(Stored records)
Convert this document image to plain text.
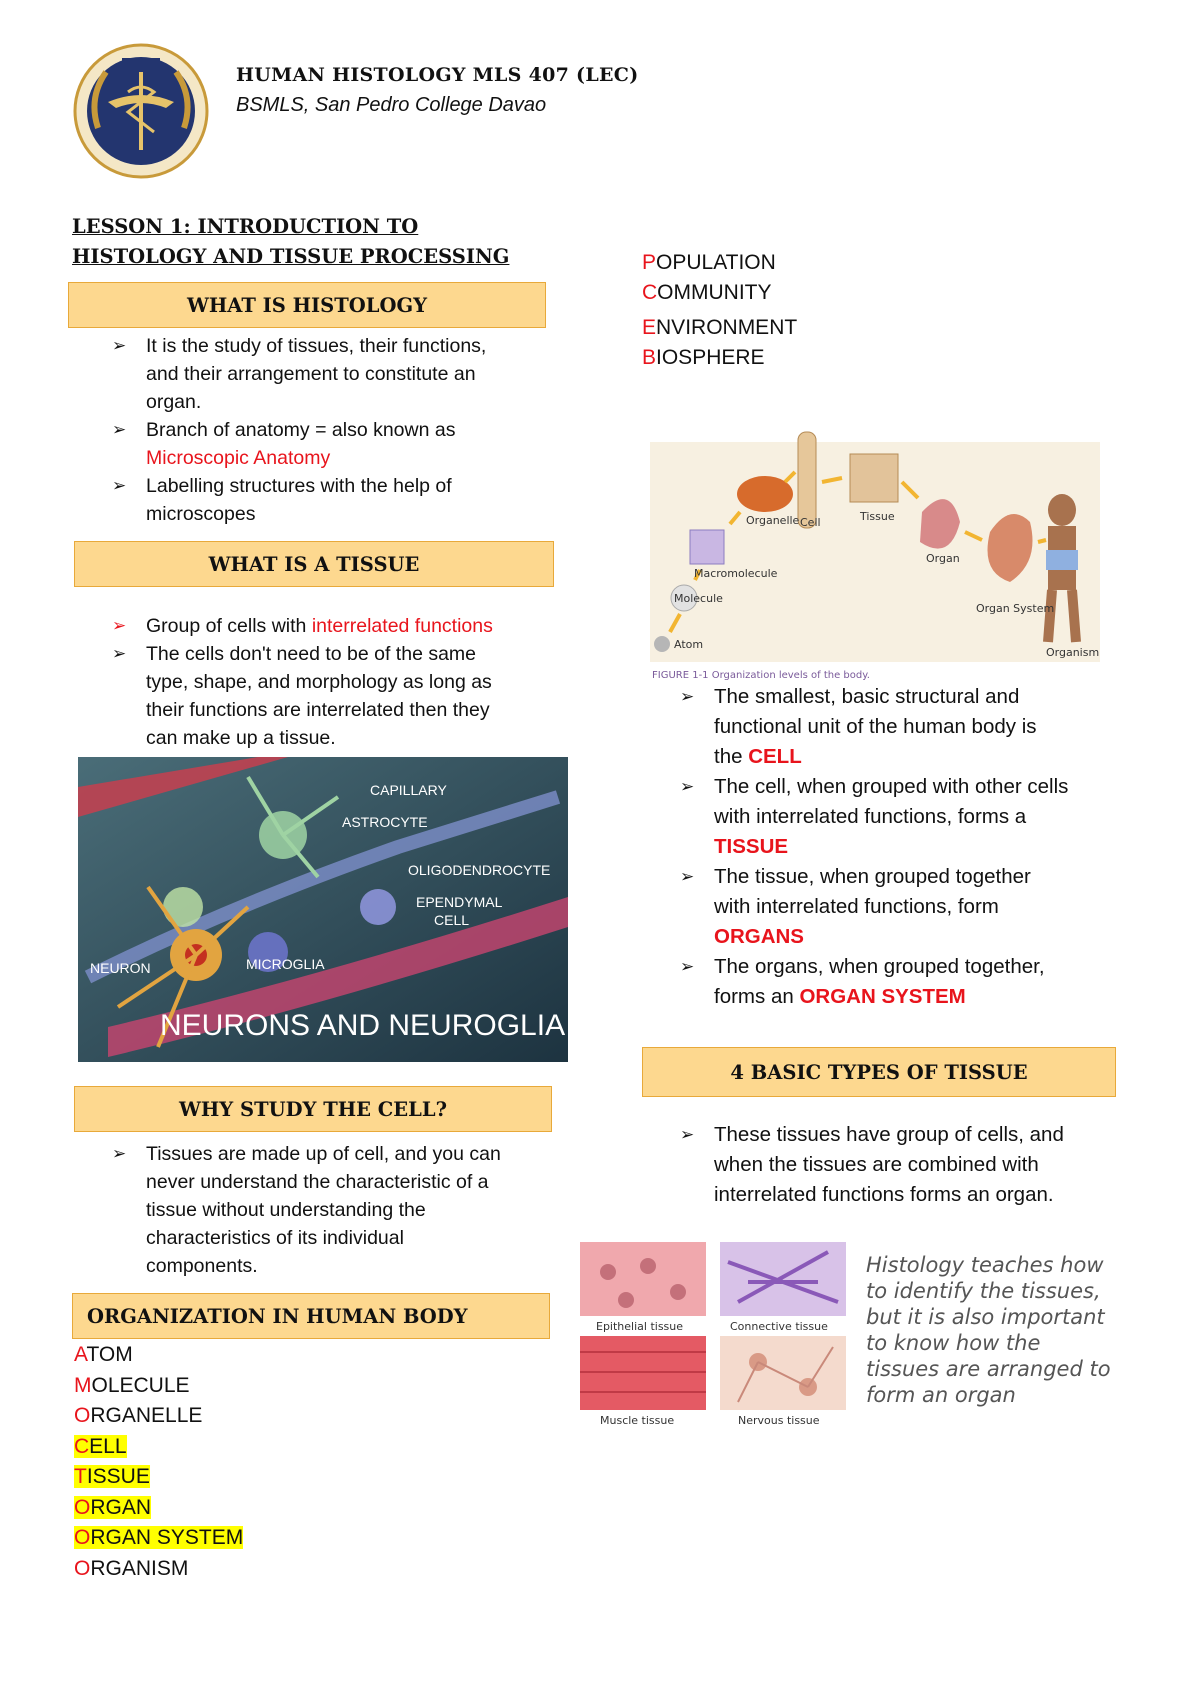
HUMAN HISTOLOGY MLS 407 (LEC)
BSMLS, San Pedro College Davao
LESSON 1: INTRODUCTION TO
HISTOLOGY AND TISSUE PROCESSING
WHAT IS HISTOLOGY
➢ It is the study of tissues, their functions,
and their arrangement to constitute an
organ.
➢ Branch of anatomy = also known as
Microscopic Anatomy
➢ Labelling structures with the help of
microscopes
WHAT IS A TISSUE
➢ Group of cells with interrelated functions
➢ The cells don't need to be of the same
type, shape, and morphology as long as
their functions are interrelated then they
can make up a tissue.
CAPILLARY
ASTROCYTE
OLIGODENDROCYTE
EPENDYMAL
CELL
NEURON	MICROGLIA
NEURONS AND NEUROGLIA
WHY STUDY THE CELL?
➢ Tissues are made up of cell, and you can
never understand the characteristic of a
tissue without understanding the
characteristics of its individual
components.
ORGANIZATION IN HUMAN BODY
ATOM
MOLECULE
ORGANELLE
CELL
TISSUE
ORGAN
ORGAN SYSTEM
ORGANISM
POPULATION
COMMUNITY
ENVIRONMENT
BIOSPHERE
Atom
Molecule
Macromolecule
Organelle Cell	Tissue
Organ
Organ System
Organism
FIGURE 1-1 Organization levels of the body.
➢ The smallest, basic structural and
functional unit of the human body is
the CELL
➢ The cell, when grouped with other cells
with interrelated functions, forms a
TISSUE
➢ The tissue, when grouped together
with interrelated functions, form
ORGANS
➢ The organs, when grouped together,
forms an ORGAN SYSTEM
4 BASIC TYPES OF TISSUE
➢ These tissues have group of cells, and
when the tissues are combined with
interrelated functions forms an organ.
Epithelial tissue	Connective tissue
Muscle tissue	Nervous tissue
Histology teaches how
to identify the tissues,
but it is also important
to know how the
tissues are arranged to
form an organ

### AIM OF THE TASK
Scan the entries above for the string "their", and copy every line where it turns up.

### ANSWER SPACE
➢ It is the study of tissues, their functions,
and their arrangement to constitute an
their functions are interrelated then they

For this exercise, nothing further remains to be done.